+++ Exercise input

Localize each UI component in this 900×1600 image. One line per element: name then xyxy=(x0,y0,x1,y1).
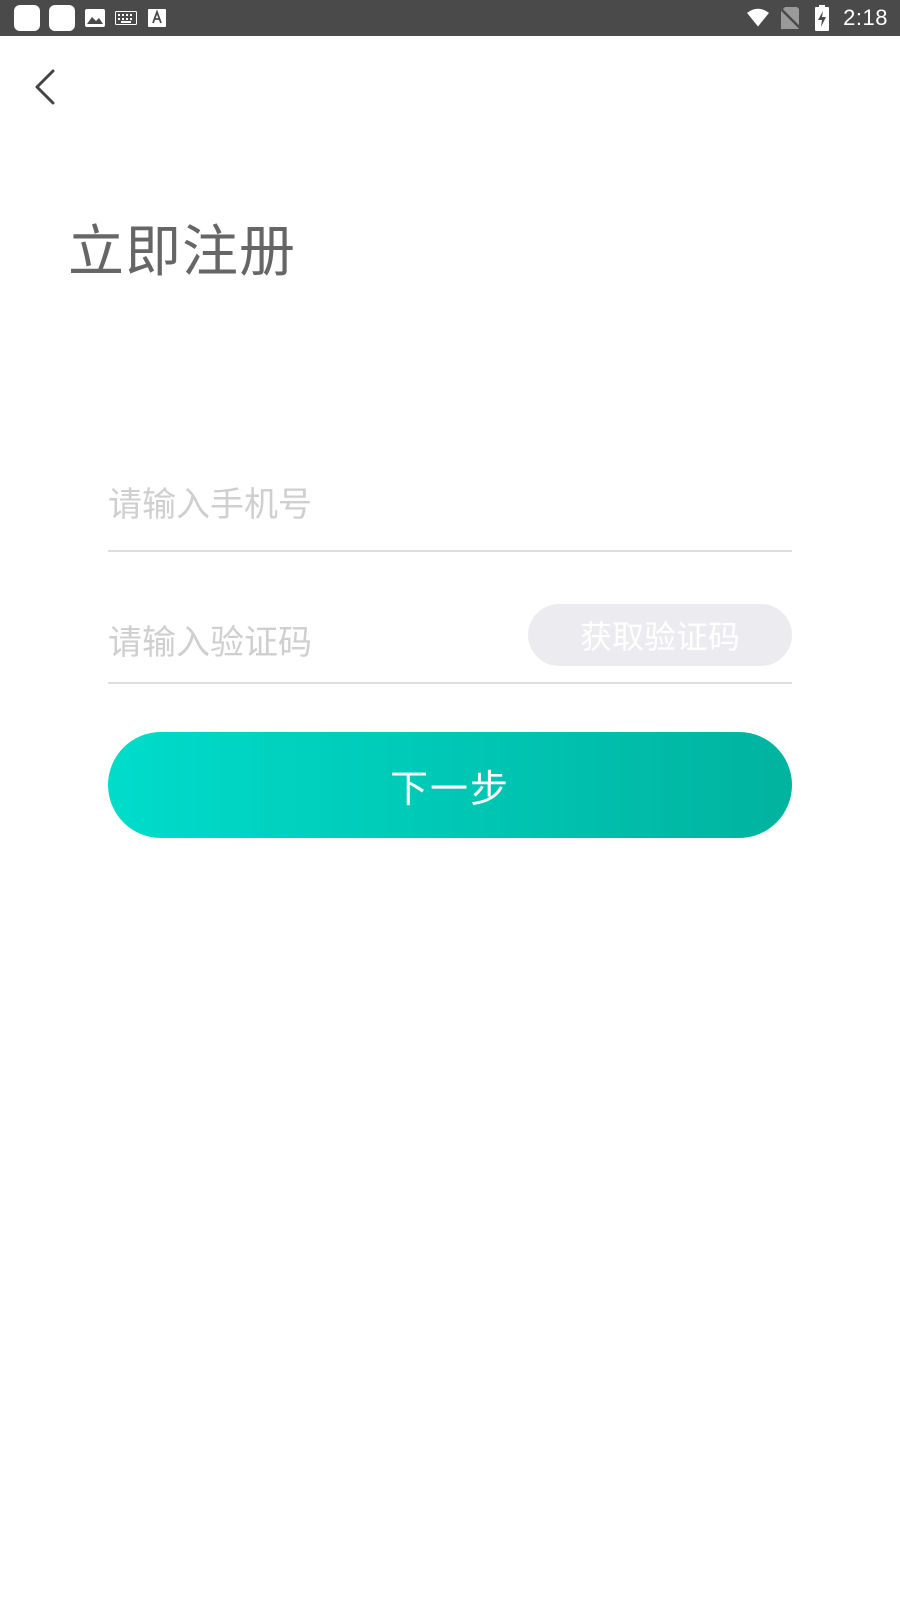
image-icon xyxy=(84,7,106,29)
app-notification-icon xyxy=(49,5,75,31)
back-button[interactable] xyxy=(22,66,68,112)
status-bar-notifications xyxy=(14,5,168,31)
text-icon xyxy=(146,7,168,29)
wifi-icon xyxy=(747,7,770,29)
status-bar: 2:18 xyxy=(0,0,900,36)
next-step-button[interactable]: 下一步 xyxy=(108,732,792,838)
no-sim-icon xyxy=(779,7,801,29)
chevron-left-icon xyxy=(33,69,57,109)
get-code-button[interactable]: 获取验证码 xyxy=(528,604,792,666)
page-title: 立即注册 xyxy=(68,220,296,285)
keyboard-icon xyxy=(115,7,137,29)
status-bar-system: 2:18 xyxy=(747,0,888,36)
phone-field xyxy=(108,462,792,552)
battery-charging-icon xyxy=(811,5,833,31)
app-notification-icon xyxy=(14,5,40,31)
phone-input[interactable] xyxy=(108,470,792,540)
verification-code-input[interactable] xyxy=(108,608,508,678)
status-bar-time: 2:18 xyxy=(843,5,888,30)
verification-code-field: 获取验证码 xyxy=(108,594,792,684)
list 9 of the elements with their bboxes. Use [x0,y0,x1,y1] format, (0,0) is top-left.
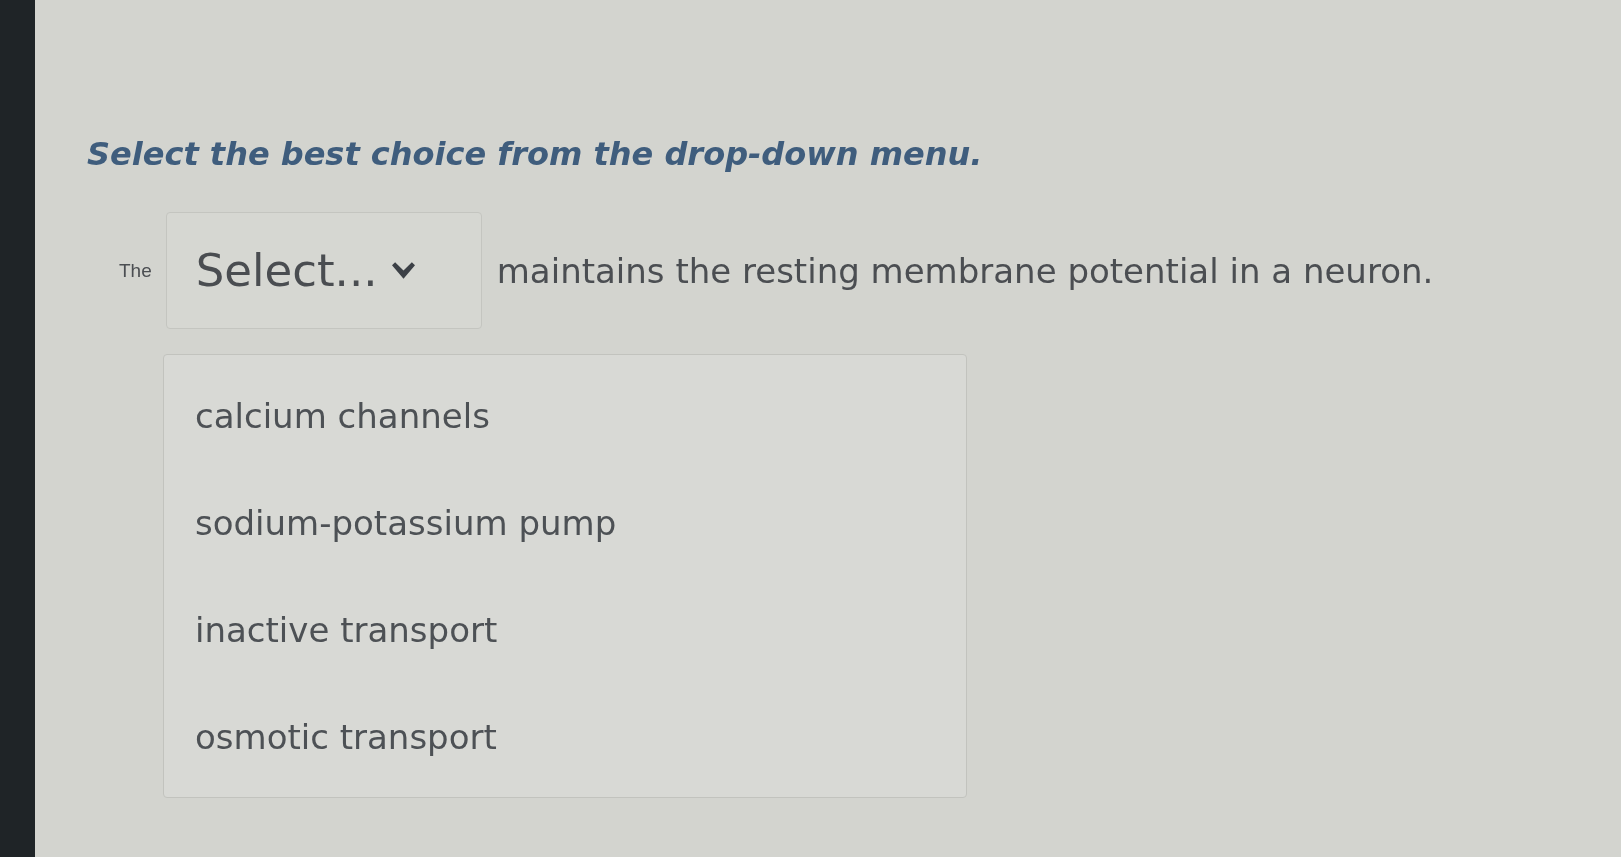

++++++

→ **Given problem**
Reproduce all of the records above word for word, omitting the pictures.

→ **Solution to this problem**
Localize each UI component in this 900×1600 image. One line per element: name then xyxy=(x0,y0,x1,y1).
image-icon xyxy=(84,7,106,29)
app-notification-icon xyxy=(49,5,75,31)
back-button[interactable] xyxy=(22,66,68,112)
status-bar-notifications xyxy=(14,5,168,31)
text-icon xyxy=(146,7,168,29)
wifi-icon xyxy=(747,7,770,29)
status-bar: 2:18 xyxy=(0,0,900,36)
next-step-button[interactable]: 下一步 xyxy=(108,732,792,838)
no-sim-icon xyxy=(779,7,801,29)
chevron-left-icon xyxy=(33,69,57,109)
get-code-button[interactable]: 获取验证码 xyxy=(528,604,792,666)
page-title: 立即注册 xyxy=(68,220,296,285)
keyboard-icon xyxy=(115,7,137,29)
status-bar-system: 2:18 xyxy=(747,0,888,36)
phone-field xyxy=(108,462,792,552)
battery-charging-icon xyxy=(811,5,833,31)
app-notification-icon xyxy=(14,5,40,31)
phone-input[interactable] xyxy=(108,470,792,540)
verification-code-input[interactable] xyxy=(108,608,508,678)
status-bar-time: 2:18 xyxy=(843,5,888,30)
verification-code-field: 获取验证码 xyxy=(108,594,792,684)
list 9 of the elements with their bboxes. Use [x0,y0,x1,y1] format, (0,0) is top-left.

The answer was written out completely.